→ **Description of the task**: Below is some material; transcribe all of it exactly.
Extracted data start
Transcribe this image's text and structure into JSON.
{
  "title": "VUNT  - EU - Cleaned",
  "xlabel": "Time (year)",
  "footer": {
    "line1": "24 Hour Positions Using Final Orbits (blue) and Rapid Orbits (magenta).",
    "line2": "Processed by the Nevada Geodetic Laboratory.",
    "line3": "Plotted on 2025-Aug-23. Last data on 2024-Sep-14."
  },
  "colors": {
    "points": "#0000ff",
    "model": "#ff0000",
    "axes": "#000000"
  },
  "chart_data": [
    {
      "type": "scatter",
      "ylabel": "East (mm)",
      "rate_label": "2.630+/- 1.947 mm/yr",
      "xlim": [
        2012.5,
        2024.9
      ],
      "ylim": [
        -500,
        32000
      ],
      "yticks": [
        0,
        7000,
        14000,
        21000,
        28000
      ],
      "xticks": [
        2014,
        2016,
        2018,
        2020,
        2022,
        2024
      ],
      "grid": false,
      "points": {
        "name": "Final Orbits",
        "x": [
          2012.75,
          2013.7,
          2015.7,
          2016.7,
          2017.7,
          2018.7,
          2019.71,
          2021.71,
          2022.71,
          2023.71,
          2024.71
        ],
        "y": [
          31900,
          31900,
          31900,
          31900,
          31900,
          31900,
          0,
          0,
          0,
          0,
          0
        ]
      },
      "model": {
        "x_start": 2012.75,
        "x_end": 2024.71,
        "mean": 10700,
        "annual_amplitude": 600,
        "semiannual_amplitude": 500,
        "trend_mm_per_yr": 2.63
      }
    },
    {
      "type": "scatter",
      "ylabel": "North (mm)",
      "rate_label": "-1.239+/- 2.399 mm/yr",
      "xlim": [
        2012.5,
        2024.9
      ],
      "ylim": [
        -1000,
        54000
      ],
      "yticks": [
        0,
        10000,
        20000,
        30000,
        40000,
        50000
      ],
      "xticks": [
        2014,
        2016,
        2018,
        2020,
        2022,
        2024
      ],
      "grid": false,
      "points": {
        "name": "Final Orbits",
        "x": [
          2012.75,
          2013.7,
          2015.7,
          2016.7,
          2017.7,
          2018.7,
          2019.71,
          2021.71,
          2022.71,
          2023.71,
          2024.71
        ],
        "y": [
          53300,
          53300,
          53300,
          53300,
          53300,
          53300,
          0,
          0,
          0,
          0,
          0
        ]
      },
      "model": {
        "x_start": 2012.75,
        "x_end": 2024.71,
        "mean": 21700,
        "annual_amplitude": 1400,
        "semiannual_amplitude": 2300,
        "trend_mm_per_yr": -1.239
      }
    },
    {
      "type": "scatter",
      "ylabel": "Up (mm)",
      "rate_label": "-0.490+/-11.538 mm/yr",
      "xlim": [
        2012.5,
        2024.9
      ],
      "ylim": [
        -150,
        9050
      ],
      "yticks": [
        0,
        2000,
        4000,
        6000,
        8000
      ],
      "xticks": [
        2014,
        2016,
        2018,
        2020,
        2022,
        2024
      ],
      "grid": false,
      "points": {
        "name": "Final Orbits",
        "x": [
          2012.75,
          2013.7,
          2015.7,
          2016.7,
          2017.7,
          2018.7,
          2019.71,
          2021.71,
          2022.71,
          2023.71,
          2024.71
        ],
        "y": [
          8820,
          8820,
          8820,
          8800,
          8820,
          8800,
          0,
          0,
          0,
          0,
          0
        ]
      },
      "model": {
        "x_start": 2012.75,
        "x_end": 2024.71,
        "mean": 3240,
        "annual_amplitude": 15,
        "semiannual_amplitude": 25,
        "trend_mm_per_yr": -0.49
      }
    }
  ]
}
Extracted data end
→ **Correct output**:
Transcribe this image's text and structure into JSON.
{
  "title": "VUNT  - EU - Cleaned",
  "xlabel": "Time (year)",
  "footer": {
    "line1": "24 Hour Positions Using Final Orbits (blue) and Rapid Orbits (magenta).",
    "line2": "Processed by the Nevada Geodetic Laboratory.",
    "line3": "Plotted on 2025-Aug-23. Last data on 2024-Sep-14."
  },
  "colors": {
    "points": "#0000ff",
    "model": "#ff0000",
    "axes": "#000000"
  },
  "chart_data": [
    {
      "type": "scatter",
      "ylabel": "East (mm)",
      "rate_label": "2.630+/- 1.947 mm/yr",
      "xlim": [
        2012.5,
        2024.9
      ],
      "ylim": [
        -500,
        32000
      ],
      "yticks": [
        0,
        7000,
        14000,
        21000,
        28000
      ],
      "xticks": [
        2014,
        2016,
        2018,
        2020,
        2022,
        2024
      ],
      "grid": false,
      "points": {
        "name": "Final Orbits",
        "x": [
          2012.75,
          2013.7,
          2015.7,
          2016.7,
          2017.7,
          2018.7,
          2019.71,
          2021.71,
          2022.71,
          2023.71,
          2024.71
        ],
        "y": [
          31900,
          31900,
          31900,
          31900,
          31900,
          31900,
          0,
          0,
          0,
          0,
          0
        ]
      },
      "model": {
        "x_start": 2012.75,
        "x_end": 2024.71,
        "mean": 10700,
        "annual_amplitude": 600,
        "semiannual_amplitude": 500,
        "trend_mm_per_yr": 2.63
      }
    },
    {
      "type": "scatter",
      "ylabel": "North (mm)",
      "rate_label": "-1.239+/- 2.399 mm/yr",
      "xlim": [
        2012.5,
        2024.9
      ],
      "ylim": [
        -1000,
        54000
      ],
      "yticks": [
        0,
        10000,
        20000,
        30000,
        40000,
        50000
      ],
      "xticks": [
        2014,
        2016,
        2018,
        2020,
        2022,
        2024
      ],
      "grid": false,
      "points": {
        "name": "Final Orbits",
        "x": [
          2012.75,
          2013.7,
          2015.7,
          2016.7,
          2017.7,
          2018.7,
          2019.71,
          2021.71,
          2022.71,
          2023.71,
          2024.71
        ],
        "y": [
          53300,
          53300,
          53300,
          53300,
          53300,
          53300,
          0,
          0,
          0,
          0,
          0
        ]
      },
      "model": {
        "x_start": 2012.75,
        "x_end": 2024.71,
        "mean": 21700,
        "annual_amplitude": 1400,
        "semiannual_amplitude": 2300,
        "trend_mm_per_yr": -1.239
      }
    },
    {
      "type": "scatter",
      "ylabel": "Up (mm)",
      "rate_label": "-0.490+/-11.538 mm/yr",
      "xlim": [
        2012.5,
        2024.9
      ],
      "ylim": [
        -150,
        9050
      ],
      "yticks": [
        0,
        2000,
        4000,
        6000,
        8000
      ],
      "xticks": [
        2014,
        2016,
        2018,
        2020,
        2022,
        2024
      ],
      "grid": false,
      "points": {
        "name": "Final Orbits",
        "x": [
          2012.75,
          2013.7,
          2015.7,
          2016.7,
          2017.7,
          2018.7,
          2019.71,
          2021.71,
          2022.71,
          2023.71,
          2024.71
        ],
        "y": [
          8820,
          8820,
          8820,
          8800,
          8820,
          8800,
          0,
          0,
          0,
          0,
          0
        ]
      },
      "model": {
        "x_start": 2012.75,
        "x_end": 2024.71,
        "mean": 3240,
        "annual_amplitude": 15,
        "semiannual_amplitude": 25,
        "trend_mm_per_yr": -0.49
      }
    }
  ]
}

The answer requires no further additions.